Set down every record once more, exactly as given.

◇ ◇ ◇

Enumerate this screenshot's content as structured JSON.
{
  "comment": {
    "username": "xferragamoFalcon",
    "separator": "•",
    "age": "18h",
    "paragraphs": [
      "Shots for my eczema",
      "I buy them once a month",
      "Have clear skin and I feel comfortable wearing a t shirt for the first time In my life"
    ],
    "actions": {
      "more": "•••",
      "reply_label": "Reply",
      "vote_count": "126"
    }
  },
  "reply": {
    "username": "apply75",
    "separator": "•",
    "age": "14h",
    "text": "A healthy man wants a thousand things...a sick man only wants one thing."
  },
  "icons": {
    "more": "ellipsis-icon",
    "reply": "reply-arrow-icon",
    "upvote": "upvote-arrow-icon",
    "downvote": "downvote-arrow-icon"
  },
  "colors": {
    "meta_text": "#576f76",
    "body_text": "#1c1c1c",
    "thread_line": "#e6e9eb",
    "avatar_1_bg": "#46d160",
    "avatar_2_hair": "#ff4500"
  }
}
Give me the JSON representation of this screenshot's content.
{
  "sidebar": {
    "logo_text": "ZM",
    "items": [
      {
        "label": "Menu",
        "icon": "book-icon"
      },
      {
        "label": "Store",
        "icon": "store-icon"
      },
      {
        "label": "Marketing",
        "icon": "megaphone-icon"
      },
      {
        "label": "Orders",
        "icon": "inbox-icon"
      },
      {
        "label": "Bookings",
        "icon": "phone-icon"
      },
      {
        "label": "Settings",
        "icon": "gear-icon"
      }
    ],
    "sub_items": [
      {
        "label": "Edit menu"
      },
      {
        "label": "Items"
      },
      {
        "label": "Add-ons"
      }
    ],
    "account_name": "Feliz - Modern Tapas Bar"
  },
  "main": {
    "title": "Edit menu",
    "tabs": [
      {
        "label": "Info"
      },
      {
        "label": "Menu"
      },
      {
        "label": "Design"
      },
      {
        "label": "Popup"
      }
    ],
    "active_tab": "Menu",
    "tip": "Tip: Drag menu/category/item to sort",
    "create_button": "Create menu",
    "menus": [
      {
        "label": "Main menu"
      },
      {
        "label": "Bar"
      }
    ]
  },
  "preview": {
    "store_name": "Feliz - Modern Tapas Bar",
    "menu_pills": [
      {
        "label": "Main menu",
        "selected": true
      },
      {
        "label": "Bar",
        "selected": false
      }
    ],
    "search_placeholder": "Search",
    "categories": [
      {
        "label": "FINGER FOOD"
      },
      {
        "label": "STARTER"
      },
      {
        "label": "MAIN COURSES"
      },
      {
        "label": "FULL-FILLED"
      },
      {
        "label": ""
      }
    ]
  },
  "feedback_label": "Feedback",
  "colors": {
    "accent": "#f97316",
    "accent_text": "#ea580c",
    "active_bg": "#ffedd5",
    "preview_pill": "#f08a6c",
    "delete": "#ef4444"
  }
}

◇ ◇ ◇

Correct result:
Enumerate this screenshot's content as structured JSON.
{
  "comment": {
    "username": "xferragamoFalcon",
    "separator": "•",
    "age": "18h",
    "paragraphs": [
      "Shots for my eczema",
      "I buy them once a month",
      "Have clear skin and I feel comfortable wearing a t shirt for the first time In my life"
    ],
    "actions": {
      "more": "•••",
      "reply_label": "Reply",
      "vote_count": "126"
    }
  },
  "reply": {
    "username": "apply75",
    "separator": "•",
    "age": "14h",
    "text": "A healthy man wants a thousand things...a sick man only wants one thing."
  },
  "icons": {
    "more": "ellipsis-icon",
    "reply": "reply-arrow-icon",
    "upvote": "upvote-arrow-icon",
    "downvote": "downvote-arrow-icon"
  },
  "colors": {
    "meta_text": "#576f76",
    "body_text": "#1c1c1c",
    "thread_line": "#e6e9eb",
    "avatar_1_bg": "#46d160",
    "avatar_2_hair": "#ff4500"
  }
}
Give me the JSON representation of this screenshot's content.
{
  "sidebar": {
    "logo_text": "ZM",
    "items": [
      {
        "label": "Menu",
        "icon": "book-icon"
      },
      {
        "label": "Store",
        "icon": "store-icon"
      },
      {
        "label": "Marketing",
        "icon": "megaphone-icon"
      },
      {
        "label": "Orders",
        "icon": "inbox-icon"
      },
      {
        "label": "Bookings",
        "icon": "phone-icon"
      },
      {
        "label": "Settings",
        "icon": "gear-icon"
      }
    ],
    "sub_items": [
      {
        "label": "Edit menu"
      },
      {
        "label": "Items"
      },
      {
        "label": "Add-ons"
      }
    ],
    "account_name": "Feliz - Modern Tapas Bar"
  },
  "main": {
    "title": "Edit menu",
    "tabs": [
      {
        "label": "Info"
      },
      {
        "label": "Menu"
      },
      {
        "label": "Design"
      },
      {
        "label": "Popup"
      }
    ],
    "active_tab": "Menu",
    "tip": "Tip: Drag menu/category/item to sort",
    "create_button": "Create menu",
    "menus": [
      {
        "label": "Main menu"
      },
      {
        "label": "Bar"
      }
    ]
  },
  "preview": {
    "store_name": "Feliz - Modern Tapas Bar",
    "menu_pills": [
      {
        "label": "Main menu",
        "selected": true
      },
      {
        "label": "Bar",
        "selected": false
      }
    ],
    "search_placeholder": "Search",
    "categories": [
      {
        "label": "FINGER FOOD"
      },
      {
        "label": "STARTER"
      },
      {
        "label": "MAIN COURSES"
      },
      {
        "label": "FULL-FILLED"
      },
      {
        "label": ""
      }
    ]
  },
  "feedback_label": "Feedback",
  "colors": {
    "accent": "#f97316",
    "accent_text": "#ea580c",
    "active_bg": "#ffedd5",
    "preview_pill": "#f08a6c",
    "delete": "#ef4444"
  }
}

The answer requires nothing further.